• **To do**:
Report only the number of lines in this material that include the string "title".

(Dataset listings of figures)

________________________________________

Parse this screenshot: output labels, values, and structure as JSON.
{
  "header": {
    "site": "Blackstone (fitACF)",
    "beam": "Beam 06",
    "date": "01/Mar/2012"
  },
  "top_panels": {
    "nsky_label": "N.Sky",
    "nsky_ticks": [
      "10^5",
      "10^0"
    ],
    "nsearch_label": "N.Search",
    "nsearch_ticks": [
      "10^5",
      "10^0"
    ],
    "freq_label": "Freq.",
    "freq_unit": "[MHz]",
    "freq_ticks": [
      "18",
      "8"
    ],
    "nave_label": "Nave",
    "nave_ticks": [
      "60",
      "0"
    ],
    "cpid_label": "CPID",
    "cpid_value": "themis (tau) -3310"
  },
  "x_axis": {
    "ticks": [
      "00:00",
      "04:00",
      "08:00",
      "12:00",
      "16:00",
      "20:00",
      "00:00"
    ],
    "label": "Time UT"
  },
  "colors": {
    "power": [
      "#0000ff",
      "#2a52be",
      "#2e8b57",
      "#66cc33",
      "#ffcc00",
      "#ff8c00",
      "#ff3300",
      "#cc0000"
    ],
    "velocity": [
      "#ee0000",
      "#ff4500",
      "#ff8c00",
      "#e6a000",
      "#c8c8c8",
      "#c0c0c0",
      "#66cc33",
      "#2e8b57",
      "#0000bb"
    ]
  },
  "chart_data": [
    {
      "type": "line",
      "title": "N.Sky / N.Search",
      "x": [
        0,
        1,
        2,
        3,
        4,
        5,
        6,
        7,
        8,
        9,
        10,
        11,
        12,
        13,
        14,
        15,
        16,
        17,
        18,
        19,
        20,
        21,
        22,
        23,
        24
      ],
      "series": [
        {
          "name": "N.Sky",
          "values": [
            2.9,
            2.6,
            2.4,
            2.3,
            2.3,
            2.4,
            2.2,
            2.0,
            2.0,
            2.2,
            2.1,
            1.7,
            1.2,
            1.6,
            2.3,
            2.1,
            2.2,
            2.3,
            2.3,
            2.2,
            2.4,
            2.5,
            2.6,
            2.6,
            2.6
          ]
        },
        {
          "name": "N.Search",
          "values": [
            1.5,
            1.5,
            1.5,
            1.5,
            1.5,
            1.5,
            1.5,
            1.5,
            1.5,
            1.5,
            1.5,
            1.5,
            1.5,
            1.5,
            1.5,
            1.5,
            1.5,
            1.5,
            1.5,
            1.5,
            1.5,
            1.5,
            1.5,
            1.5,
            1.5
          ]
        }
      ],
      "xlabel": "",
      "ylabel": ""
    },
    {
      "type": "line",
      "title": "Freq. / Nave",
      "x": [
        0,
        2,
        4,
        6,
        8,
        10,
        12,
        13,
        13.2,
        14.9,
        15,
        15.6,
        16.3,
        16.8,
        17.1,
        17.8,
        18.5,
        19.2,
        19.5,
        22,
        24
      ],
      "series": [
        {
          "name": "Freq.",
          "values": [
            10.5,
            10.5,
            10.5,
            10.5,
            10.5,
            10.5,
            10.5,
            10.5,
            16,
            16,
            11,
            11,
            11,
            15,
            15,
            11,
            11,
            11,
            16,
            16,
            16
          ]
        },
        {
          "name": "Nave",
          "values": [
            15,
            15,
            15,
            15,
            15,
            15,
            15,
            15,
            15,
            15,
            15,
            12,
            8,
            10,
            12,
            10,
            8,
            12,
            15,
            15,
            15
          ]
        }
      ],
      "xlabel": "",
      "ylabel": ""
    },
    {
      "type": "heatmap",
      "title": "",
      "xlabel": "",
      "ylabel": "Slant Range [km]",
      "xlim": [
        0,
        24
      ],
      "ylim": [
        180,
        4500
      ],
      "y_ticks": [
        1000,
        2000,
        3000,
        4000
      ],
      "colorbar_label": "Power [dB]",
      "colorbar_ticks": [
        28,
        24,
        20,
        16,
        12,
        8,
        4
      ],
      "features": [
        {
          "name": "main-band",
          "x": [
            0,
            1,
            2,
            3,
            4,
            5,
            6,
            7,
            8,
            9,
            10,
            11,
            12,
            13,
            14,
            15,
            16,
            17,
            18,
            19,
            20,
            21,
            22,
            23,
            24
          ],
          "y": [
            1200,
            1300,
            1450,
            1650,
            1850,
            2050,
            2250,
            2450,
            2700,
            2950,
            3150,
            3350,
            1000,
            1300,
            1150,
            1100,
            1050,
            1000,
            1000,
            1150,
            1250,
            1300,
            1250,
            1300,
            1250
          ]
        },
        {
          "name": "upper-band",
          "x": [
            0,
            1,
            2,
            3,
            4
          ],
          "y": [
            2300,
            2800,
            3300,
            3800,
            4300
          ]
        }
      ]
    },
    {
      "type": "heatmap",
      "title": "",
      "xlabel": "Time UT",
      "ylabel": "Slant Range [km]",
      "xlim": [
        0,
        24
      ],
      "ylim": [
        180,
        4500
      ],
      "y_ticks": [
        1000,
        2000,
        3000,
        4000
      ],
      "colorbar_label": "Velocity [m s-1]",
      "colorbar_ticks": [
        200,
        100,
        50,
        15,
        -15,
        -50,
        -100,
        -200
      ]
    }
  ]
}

________________________________________

• **Written response**:
4